:: WORK REQUIRED ::
Gather up the lines that contain "name".

:: SUPPLIED MATERIAL ::
▬▬▬
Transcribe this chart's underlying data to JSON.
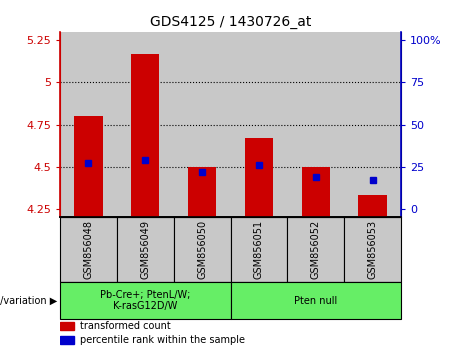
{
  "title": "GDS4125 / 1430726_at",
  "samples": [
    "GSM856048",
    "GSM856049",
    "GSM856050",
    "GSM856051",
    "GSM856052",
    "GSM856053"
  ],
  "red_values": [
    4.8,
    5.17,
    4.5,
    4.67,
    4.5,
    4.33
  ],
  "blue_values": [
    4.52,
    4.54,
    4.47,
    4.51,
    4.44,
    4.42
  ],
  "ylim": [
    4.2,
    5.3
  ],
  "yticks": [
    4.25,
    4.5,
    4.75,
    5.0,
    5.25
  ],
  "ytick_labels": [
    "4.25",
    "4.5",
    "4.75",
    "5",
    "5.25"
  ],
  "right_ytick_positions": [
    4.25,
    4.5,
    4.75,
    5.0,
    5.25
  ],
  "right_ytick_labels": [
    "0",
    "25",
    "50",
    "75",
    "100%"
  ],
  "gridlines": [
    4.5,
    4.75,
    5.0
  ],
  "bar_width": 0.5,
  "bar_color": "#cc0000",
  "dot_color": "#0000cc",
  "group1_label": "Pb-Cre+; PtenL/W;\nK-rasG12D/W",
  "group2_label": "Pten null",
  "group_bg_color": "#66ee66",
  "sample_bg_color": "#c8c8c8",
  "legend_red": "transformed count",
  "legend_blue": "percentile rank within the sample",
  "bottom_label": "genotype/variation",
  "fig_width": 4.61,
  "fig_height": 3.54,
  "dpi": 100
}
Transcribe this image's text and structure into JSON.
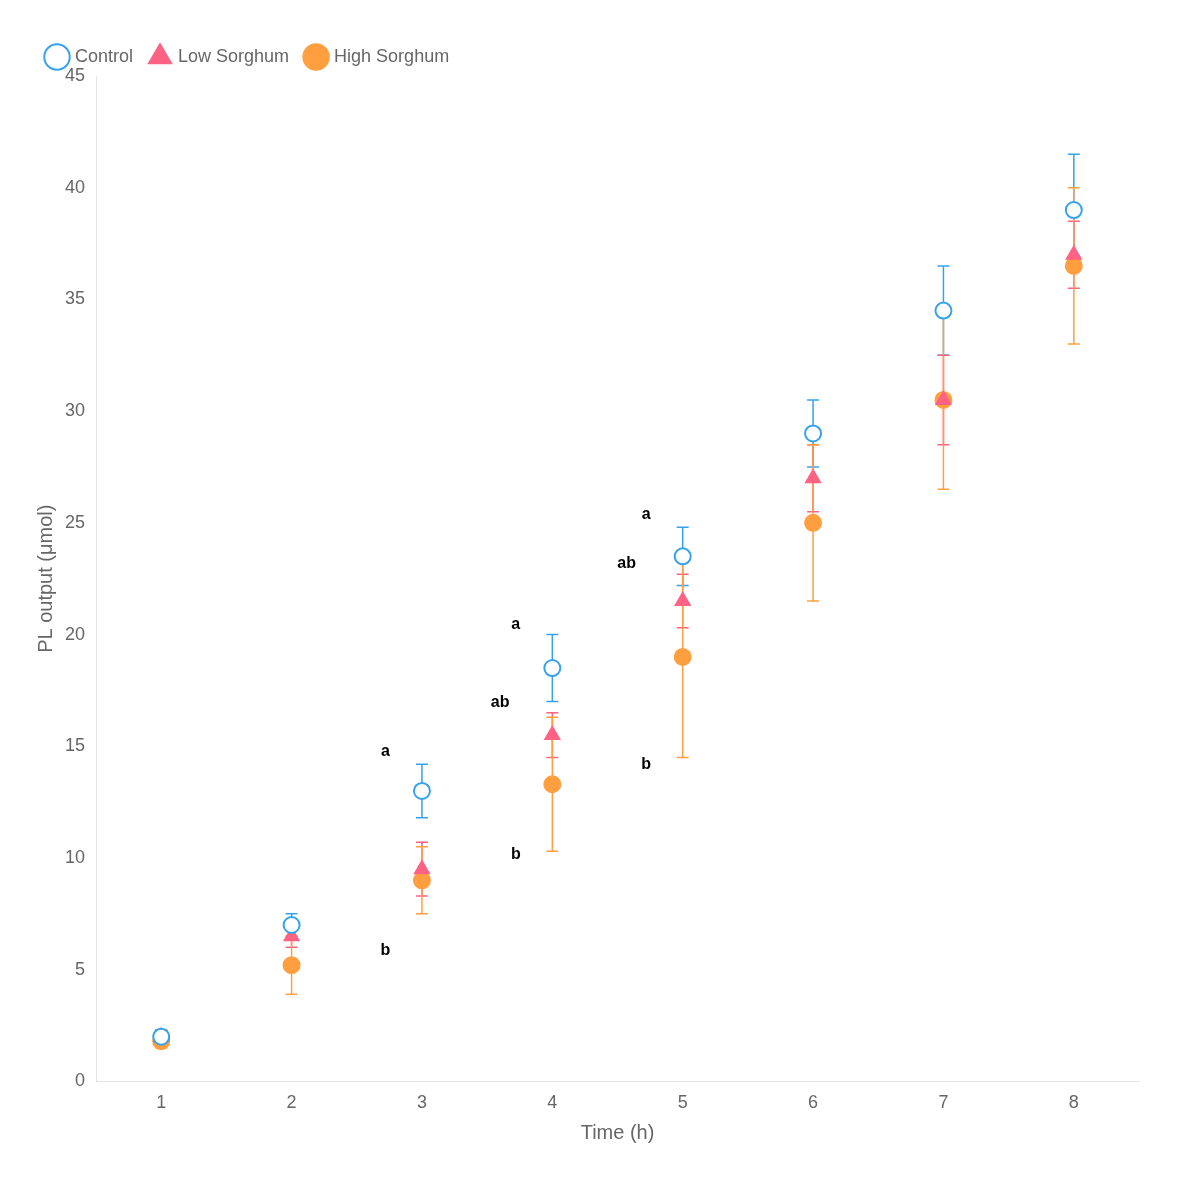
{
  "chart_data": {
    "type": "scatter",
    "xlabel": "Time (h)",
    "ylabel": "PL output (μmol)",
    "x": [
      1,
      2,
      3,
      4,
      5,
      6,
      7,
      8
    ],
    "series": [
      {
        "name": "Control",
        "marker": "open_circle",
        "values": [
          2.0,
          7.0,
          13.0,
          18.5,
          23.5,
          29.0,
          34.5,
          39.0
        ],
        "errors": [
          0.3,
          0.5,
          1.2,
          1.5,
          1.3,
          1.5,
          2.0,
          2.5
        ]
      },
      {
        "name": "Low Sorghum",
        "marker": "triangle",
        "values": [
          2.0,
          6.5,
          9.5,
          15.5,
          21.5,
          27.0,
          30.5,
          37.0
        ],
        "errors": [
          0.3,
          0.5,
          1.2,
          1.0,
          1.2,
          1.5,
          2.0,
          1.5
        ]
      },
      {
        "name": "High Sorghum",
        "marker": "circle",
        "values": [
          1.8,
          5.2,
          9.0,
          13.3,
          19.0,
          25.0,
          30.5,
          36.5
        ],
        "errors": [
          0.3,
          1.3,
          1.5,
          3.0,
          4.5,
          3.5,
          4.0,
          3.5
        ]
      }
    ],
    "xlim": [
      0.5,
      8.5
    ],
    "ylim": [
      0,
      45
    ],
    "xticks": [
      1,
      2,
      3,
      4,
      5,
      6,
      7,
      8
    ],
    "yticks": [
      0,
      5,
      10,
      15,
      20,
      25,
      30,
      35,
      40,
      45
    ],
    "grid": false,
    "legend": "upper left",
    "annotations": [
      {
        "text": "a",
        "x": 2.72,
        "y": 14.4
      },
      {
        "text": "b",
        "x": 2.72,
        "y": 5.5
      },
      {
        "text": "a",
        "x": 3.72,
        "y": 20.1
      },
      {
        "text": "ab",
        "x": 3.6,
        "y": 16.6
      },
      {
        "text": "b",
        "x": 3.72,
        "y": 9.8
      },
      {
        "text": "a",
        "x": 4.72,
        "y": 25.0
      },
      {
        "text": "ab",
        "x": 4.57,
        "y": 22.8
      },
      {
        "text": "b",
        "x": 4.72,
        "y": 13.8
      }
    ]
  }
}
▬▬▬
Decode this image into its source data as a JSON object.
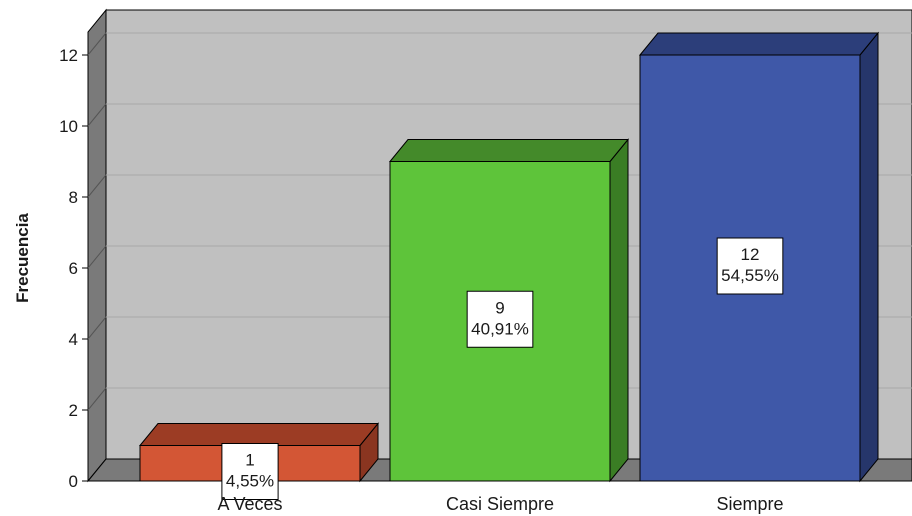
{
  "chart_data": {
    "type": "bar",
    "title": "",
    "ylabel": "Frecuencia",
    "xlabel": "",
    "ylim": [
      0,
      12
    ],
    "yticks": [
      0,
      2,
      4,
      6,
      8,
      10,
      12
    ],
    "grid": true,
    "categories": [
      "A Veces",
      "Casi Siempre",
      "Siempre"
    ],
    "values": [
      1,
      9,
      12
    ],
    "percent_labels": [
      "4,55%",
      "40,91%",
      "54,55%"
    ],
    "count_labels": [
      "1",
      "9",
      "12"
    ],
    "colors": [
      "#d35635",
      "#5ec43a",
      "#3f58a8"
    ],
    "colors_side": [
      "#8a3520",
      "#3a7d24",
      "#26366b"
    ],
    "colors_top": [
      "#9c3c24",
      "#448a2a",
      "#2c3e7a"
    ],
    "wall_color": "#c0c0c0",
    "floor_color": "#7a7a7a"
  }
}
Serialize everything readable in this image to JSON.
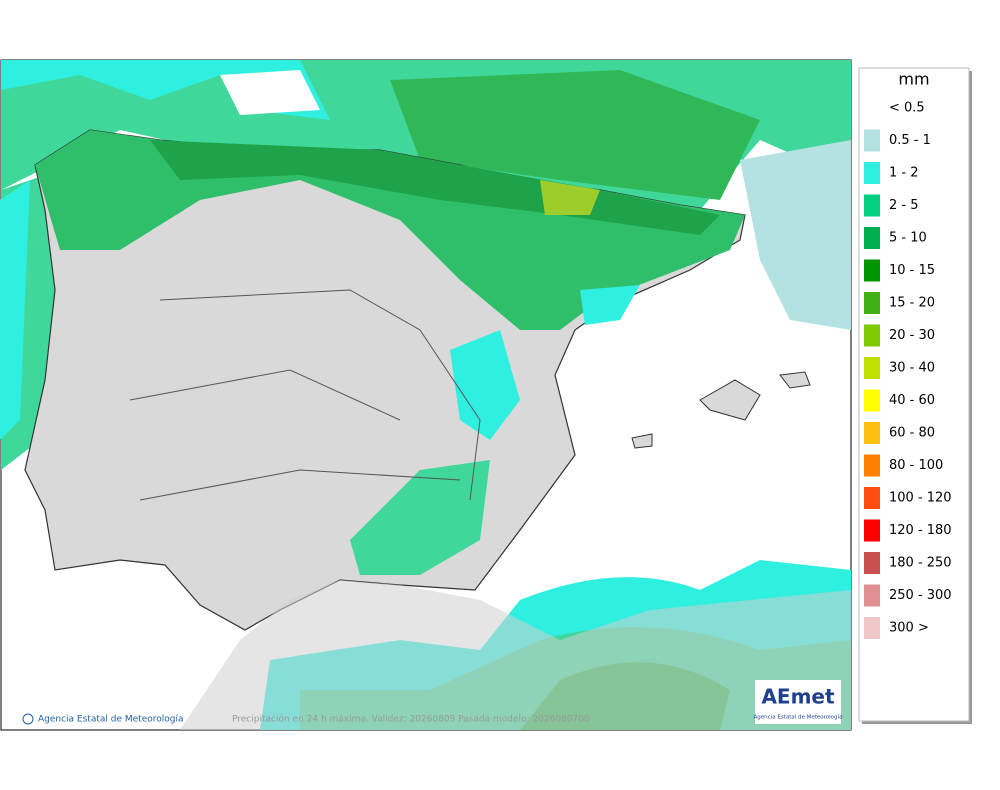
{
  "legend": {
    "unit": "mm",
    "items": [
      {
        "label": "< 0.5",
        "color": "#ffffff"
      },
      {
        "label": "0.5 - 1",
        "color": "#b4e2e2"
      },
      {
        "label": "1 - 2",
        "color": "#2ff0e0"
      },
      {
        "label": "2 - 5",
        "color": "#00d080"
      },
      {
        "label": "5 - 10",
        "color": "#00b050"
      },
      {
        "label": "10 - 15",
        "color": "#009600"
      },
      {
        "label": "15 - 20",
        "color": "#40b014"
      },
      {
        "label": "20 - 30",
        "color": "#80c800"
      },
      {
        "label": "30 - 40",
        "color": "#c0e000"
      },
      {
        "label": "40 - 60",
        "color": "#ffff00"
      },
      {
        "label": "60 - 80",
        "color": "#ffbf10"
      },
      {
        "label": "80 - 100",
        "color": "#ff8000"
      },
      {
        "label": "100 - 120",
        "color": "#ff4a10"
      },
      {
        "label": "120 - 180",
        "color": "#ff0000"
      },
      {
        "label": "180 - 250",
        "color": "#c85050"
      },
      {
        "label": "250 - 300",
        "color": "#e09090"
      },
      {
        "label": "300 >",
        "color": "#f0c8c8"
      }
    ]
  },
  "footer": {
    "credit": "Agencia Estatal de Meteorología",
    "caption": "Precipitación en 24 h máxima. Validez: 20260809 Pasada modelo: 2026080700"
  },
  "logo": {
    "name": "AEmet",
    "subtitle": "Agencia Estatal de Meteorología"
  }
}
▬▬▬
:: TASK OUTPUT ::
        "name": "Control",
        "name": "Low Sorghum",
        "name": "High Sorghum",
    "name": "AEmet",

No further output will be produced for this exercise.